Stated exercise
Copy all lines that contain the word "noise".

[Figure record extracts]
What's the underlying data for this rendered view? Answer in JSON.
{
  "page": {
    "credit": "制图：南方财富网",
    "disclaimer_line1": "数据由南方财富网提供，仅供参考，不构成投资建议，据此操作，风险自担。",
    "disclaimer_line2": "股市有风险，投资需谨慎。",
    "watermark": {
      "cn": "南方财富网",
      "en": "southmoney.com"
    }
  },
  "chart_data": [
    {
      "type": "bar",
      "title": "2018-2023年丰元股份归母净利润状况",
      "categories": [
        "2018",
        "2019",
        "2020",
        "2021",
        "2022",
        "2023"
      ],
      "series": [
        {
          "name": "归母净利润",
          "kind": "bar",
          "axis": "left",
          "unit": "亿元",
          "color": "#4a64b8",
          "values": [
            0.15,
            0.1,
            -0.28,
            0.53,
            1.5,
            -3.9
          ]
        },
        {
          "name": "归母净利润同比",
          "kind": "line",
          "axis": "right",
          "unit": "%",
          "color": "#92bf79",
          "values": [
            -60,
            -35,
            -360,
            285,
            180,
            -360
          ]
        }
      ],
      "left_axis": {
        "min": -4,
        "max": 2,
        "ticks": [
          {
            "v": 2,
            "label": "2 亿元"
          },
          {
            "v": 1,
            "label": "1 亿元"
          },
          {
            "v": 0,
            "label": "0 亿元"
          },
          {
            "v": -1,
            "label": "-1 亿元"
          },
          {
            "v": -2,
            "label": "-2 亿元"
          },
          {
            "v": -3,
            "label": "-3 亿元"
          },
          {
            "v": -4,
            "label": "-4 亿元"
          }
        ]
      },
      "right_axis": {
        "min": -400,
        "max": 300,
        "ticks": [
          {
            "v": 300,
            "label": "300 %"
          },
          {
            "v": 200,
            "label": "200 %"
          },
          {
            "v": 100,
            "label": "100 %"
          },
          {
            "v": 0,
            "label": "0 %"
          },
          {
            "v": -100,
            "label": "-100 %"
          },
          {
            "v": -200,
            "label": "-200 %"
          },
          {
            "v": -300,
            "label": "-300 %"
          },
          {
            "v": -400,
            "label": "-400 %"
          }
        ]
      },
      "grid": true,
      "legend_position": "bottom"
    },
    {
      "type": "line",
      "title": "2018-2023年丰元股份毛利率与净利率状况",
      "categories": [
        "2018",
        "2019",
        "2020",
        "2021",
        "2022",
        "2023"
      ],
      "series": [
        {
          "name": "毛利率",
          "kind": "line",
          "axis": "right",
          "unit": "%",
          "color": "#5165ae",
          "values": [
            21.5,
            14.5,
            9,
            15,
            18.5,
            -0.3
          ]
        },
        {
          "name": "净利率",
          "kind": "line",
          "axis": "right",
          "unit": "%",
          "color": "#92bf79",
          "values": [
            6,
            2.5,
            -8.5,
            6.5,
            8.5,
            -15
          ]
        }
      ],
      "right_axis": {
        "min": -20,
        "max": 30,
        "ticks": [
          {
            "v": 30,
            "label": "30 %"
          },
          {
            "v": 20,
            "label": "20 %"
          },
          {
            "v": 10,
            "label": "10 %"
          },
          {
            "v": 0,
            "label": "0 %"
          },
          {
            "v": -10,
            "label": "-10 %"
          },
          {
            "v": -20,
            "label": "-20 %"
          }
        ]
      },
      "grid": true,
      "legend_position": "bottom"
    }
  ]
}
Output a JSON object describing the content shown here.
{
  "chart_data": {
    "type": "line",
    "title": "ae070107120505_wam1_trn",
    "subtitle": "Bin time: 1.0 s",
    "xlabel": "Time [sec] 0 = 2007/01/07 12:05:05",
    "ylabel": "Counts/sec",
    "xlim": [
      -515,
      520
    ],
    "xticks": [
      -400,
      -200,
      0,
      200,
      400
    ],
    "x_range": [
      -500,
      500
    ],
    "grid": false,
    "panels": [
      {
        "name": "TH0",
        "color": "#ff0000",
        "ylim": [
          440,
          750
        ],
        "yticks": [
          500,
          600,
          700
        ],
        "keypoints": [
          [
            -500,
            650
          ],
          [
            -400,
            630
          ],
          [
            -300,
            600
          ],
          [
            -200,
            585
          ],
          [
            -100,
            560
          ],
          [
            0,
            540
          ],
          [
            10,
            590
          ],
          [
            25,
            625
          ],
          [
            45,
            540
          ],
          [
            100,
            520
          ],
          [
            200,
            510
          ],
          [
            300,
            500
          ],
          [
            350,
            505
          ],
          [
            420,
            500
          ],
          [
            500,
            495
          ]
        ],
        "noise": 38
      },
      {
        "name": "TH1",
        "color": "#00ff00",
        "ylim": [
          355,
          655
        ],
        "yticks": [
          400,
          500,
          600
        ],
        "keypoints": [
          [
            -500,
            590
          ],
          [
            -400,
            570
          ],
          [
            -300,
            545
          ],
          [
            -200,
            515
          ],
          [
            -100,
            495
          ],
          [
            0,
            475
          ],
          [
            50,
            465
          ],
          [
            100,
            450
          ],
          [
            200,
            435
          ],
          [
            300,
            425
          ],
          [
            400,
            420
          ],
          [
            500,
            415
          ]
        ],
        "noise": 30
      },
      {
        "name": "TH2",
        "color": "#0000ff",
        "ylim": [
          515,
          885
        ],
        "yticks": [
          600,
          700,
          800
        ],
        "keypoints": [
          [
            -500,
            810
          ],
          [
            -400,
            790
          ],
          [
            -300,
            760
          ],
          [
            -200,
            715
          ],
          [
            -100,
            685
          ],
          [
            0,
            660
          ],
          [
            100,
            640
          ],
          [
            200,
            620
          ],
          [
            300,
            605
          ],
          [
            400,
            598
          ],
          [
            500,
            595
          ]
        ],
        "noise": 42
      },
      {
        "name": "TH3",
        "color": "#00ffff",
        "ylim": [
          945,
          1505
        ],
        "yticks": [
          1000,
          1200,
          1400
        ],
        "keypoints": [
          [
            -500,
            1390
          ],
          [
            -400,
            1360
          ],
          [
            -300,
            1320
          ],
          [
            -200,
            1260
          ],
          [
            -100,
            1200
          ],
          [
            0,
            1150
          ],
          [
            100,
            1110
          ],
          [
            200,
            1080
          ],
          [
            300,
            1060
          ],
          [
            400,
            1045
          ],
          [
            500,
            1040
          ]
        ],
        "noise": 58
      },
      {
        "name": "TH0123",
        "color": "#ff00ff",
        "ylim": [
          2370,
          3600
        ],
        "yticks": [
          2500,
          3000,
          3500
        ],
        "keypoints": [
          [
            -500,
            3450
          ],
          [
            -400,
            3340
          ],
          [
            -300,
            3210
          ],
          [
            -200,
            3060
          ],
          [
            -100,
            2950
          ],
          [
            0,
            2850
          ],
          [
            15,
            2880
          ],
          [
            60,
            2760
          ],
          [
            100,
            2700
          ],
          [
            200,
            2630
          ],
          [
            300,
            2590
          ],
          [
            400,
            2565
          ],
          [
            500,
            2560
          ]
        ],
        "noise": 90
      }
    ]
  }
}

Reply to the exercise
        "noise": 38
        "noise": 30
        "noise": 42
        "noise": 58
        "noise": 90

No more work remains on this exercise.